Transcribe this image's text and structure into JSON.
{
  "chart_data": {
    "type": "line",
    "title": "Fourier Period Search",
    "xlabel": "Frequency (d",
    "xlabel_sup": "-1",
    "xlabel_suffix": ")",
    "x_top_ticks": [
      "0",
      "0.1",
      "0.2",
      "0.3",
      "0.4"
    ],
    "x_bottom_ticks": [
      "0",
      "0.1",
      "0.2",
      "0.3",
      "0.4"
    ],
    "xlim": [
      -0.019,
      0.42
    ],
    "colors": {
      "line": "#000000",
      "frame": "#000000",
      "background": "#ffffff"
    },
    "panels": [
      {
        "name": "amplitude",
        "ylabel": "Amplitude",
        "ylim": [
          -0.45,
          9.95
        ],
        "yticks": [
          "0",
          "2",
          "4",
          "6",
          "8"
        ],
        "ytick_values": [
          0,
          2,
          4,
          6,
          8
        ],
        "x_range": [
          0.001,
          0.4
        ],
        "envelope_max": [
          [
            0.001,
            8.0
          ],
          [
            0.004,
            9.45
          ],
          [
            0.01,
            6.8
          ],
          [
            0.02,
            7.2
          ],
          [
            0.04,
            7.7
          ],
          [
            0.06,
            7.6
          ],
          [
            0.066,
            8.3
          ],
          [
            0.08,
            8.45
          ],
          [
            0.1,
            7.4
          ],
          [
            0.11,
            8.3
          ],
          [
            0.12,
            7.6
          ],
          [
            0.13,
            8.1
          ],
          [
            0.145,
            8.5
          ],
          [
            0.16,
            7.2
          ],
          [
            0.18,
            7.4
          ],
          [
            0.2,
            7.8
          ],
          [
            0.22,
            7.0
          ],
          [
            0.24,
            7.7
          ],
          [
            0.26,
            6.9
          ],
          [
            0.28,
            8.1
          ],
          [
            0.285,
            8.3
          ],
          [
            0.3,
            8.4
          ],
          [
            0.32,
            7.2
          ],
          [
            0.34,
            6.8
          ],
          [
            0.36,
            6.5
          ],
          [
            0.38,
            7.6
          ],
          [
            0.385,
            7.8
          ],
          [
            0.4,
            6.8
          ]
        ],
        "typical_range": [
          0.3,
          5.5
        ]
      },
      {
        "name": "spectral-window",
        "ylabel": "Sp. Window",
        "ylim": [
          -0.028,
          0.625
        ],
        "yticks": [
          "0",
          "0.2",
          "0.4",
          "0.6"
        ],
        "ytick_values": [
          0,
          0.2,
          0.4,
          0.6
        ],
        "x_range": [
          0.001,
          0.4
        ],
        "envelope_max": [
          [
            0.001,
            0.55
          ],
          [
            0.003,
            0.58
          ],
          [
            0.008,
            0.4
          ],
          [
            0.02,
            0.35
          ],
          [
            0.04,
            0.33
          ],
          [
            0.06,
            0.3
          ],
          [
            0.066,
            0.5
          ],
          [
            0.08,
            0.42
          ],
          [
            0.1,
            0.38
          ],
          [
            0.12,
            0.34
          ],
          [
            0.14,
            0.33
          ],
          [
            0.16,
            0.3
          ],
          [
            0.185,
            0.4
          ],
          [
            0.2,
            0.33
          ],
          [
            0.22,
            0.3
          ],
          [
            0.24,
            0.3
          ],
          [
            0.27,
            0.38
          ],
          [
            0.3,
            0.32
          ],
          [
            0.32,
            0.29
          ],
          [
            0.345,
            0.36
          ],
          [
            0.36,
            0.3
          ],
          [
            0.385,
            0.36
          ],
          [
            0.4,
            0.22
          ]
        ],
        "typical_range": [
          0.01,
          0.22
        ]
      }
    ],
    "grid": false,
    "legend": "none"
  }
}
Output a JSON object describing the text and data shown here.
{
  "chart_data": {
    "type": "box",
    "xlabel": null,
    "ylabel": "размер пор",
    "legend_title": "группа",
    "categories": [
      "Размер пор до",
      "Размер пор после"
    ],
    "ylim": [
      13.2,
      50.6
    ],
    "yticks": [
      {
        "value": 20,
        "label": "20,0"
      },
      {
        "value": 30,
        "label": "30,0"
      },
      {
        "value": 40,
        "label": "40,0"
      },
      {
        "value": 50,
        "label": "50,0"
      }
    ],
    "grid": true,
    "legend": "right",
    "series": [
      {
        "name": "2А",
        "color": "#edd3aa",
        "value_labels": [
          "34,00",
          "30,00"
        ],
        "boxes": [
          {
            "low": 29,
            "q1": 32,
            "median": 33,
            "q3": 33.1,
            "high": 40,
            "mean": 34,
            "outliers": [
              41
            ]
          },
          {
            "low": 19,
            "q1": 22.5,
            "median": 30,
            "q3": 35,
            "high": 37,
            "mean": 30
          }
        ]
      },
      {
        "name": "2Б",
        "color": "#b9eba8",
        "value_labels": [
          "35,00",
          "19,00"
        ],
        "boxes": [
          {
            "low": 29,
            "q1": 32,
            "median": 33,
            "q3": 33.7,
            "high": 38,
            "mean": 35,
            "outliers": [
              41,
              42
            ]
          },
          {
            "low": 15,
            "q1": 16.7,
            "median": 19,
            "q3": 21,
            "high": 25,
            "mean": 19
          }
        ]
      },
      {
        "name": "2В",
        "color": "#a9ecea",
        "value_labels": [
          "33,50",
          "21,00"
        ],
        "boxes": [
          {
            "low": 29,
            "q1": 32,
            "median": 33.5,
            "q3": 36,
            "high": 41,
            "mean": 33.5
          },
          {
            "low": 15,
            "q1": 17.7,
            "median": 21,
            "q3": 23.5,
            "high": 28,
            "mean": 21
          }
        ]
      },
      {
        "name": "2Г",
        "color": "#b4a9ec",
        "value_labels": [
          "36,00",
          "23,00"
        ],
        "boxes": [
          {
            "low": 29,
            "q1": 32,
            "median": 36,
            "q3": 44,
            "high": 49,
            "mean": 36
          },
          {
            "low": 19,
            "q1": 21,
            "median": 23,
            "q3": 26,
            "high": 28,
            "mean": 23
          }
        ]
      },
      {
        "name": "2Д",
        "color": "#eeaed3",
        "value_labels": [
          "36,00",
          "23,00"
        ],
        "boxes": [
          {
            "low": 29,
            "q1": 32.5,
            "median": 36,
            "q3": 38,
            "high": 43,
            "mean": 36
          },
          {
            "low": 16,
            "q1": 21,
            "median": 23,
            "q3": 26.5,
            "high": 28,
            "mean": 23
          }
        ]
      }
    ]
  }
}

### [YOUR GOAL]
Report the number of lines above containing the word "mean", with no other text.

### [THE OUTPUT]
10